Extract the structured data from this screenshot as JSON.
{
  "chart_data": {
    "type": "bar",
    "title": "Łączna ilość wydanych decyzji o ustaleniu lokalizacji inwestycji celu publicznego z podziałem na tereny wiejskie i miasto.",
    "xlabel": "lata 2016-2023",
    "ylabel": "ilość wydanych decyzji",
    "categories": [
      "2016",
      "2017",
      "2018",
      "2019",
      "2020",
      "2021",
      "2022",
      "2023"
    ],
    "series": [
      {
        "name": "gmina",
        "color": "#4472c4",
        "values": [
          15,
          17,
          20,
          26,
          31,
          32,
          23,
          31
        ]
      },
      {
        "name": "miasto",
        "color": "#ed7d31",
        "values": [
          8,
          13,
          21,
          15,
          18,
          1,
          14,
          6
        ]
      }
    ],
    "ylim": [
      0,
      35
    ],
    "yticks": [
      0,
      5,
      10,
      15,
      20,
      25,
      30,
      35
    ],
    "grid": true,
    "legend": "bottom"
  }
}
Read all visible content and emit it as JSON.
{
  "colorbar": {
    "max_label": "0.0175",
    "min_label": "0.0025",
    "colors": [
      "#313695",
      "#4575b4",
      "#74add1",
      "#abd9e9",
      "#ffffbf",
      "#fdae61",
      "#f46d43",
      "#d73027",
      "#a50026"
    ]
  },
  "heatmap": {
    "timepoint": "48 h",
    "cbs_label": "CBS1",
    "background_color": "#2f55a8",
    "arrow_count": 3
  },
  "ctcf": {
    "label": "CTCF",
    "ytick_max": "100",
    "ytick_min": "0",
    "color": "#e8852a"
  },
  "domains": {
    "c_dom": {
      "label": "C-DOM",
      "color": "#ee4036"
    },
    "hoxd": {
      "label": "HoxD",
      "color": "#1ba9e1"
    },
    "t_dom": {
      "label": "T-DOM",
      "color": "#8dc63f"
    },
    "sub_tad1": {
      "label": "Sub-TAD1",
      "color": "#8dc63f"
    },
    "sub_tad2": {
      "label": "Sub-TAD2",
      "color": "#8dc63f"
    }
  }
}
# # # #
Restate each of the entries above verbatim.

Extract the structured data from this screenshot as JSON.
{
  "chart_data": {
    "type": "bar",
    "title": "Łączna ilość wydanych decyzji o ustaleniu lokalizacji inwestycji celu publicznego z podziałem na tereny wiejskie i miasto.",
    "xlabel": "lata 2016-2023",
    "ylabel": "ilość wydanych decyzji",
    "categories": [
      "2016",
      "2017",
      "2018",
      "2019",
      "2020",
      "2021",
      "2022",
      "2023"
    ],
    "series": [
      {
        "name": "gmina",
        "color": "#4472c4",
        "values": [
          15,
          17,
          20,
          26,
          31,
          32,
          23,
          31
        ]
      },
      {
        "name": "miasto",
        "color": "#ed7d31",
        "values": [
          8,
          13,
          21,
          15,
          18,
          1,
          14,
          6
        ]
      }
    ],
    "ylim": [
      0,
      35
    ],
    "yticks": [
      0,
      5,
      10,
      15,
      20,
      25,
      30,
      35
    ],
    "grid": true,
    "legend": "bottom"
  }
}
Read all visible content and emit it as JSON.
{
  "colorbar": {
    "max_label": "0.0175",
    "min_label": "0.0025",
    "colors": [
      "#313695",
      "#4575b4",
      "#74add1",
      "#abd9e9",
      "#ffffbf",
      "#fdae61",
      "#f46d43",
      "#d73027",
      "#a50026"
    ]
  },
  "heatmap": {
    "timepoint": "48 h",
    "cbs_label": "CBS1",
    "background_color": "#2f55a8",
    "arrow_count": 3
  },
  "ctcf": {
    "label": "CTCF",
    "ytick_max": "100",
    "ytick_min": "0",
    "color": "#e8852a"
  },
  "domains": {
    "c_dom": {
      "label": "C-DOM",
      "color": "#ee4036"
    },
    "hoxd": {
      "label": "HoxD",
      "color": "#1ba9e1"
    },
    "t_dom": {
      "label": "T-DOM",
      "color": "#8dc63f"
    },
    "sub_tad1": {
      "label": "Sub-TAD1",
      "color": "#8dc63f"
    },
    "sub_tad2": {
      "label": "Sub-TAD2",
      "color": "#8dc63f"
    }
  }
}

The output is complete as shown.